### Selected excerpt
--- START ---

Virginia Democrats are calling for an investigation into the recent voter roll purge by Governor Glenn Youngkin, alleging violations of the Voting Rights Act and potential disenfranchisement. #VoterPurge #VotingRightsAct #VirginiaDemocrats #GlennYoungkin #ElectionIntegrity #FelonyConvictions

By Leonard E. Colvin   
Chief Reporter   
New Journal and Guide 

Virginia Democrats are awaiting a response from Attorney General Merrick Garland on whether he will probe the recent “purge” of the voter roll by the Youngkin administration.  They believe the Governor violated the Voting Rights Act when it wiped off at least 270 fully qualified Virginia voters from the state’s rolls.

In a letter to the media dated October 6, two Democratic Senators and six Democrats in the House of Representatives pressed Garland to undertake an investigation.

--- END ---

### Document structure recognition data
--- START ---

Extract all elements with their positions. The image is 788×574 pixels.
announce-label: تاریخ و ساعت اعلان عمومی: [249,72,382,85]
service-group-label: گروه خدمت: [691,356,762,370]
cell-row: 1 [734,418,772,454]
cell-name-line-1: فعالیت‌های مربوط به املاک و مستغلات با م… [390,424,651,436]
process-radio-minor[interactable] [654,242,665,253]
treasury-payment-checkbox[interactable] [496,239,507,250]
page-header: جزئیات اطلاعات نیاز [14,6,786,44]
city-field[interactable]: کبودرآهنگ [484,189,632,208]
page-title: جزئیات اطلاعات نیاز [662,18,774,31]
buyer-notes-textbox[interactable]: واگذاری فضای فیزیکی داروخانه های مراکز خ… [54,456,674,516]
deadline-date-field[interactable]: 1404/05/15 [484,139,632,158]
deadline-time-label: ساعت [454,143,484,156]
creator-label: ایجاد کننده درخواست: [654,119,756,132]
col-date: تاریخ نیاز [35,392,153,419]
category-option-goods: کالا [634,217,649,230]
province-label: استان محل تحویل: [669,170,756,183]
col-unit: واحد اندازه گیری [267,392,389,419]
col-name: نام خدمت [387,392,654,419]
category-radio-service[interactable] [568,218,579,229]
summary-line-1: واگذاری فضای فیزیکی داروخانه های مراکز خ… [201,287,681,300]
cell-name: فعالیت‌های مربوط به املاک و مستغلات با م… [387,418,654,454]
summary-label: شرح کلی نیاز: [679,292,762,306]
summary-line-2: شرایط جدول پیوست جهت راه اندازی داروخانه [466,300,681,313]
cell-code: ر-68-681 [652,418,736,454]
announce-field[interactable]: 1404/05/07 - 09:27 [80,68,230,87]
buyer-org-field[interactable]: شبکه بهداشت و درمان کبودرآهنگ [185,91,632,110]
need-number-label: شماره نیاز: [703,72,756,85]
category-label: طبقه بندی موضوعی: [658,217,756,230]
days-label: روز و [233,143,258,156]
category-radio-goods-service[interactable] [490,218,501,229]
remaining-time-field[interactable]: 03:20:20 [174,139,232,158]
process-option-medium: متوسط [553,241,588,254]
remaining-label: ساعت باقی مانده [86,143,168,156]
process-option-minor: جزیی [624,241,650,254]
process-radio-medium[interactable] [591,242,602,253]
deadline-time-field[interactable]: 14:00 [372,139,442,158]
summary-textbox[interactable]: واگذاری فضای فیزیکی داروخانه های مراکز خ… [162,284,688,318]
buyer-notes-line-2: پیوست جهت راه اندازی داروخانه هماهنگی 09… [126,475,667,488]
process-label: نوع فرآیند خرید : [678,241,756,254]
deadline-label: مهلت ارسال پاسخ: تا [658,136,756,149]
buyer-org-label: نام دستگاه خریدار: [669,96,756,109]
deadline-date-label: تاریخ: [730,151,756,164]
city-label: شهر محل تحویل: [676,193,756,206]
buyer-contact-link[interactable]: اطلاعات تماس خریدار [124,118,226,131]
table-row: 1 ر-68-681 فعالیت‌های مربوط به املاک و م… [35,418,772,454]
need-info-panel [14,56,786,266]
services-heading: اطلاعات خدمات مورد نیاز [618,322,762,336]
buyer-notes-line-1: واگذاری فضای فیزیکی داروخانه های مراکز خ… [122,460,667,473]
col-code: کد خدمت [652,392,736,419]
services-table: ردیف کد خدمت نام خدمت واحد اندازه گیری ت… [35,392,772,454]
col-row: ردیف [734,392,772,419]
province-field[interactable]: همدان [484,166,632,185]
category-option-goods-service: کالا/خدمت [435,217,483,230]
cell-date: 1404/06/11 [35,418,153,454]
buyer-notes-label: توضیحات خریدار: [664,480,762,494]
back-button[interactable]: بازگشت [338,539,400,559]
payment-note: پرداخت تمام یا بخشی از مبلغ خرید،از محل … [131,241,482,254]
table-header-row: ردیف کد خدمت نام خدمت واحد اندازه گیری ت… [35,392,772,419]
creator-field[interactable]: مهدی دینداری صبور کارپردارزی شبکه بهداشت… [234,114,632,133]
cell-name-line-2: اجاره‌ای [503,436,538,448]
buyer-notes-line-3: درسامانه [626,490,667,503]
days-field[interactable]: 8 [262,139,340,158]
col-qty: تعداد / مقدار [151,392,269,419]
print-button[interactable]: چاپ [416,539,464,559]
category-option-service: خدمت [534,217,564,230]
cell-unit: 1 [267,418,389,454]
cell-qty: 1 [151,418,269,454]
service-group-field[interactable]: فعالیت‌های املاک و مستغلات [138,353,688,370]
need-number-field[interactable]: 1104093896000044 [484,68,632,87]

--- END ---

### Your assignment
Revise the article on the Virginia voter roll purge: begin at the words "Virginia Democrats are calling" and stop after "the state’s rolls.", replacing "Attorney General" with "U.S. Attorney General".

### Task response
Virginia Democrats are calling for an investigation into the recent voter roll purge by Governor Glenn Youngkin, alleging violations of the Voting Rights Act and potential disenfranchisement. #VoterPurge #VotingRightsAct #VirginiaDemocrats #GlennYoungkin #ElectionIntegrity #FelonyConvictions

By Leonard E. Colvin   
Chief Reporter   
New Journal and Guide 

Virginia Democrats are awaiting a response from U.S. Attorney General Merrick Garland on whether he will probe the recent “purge” of the voter roll by the Youngkin administration.  They believe the Governor violated the Voting Rights Act when it wiped off at least 270 fully qualified Virginia voters from the state’s rolls.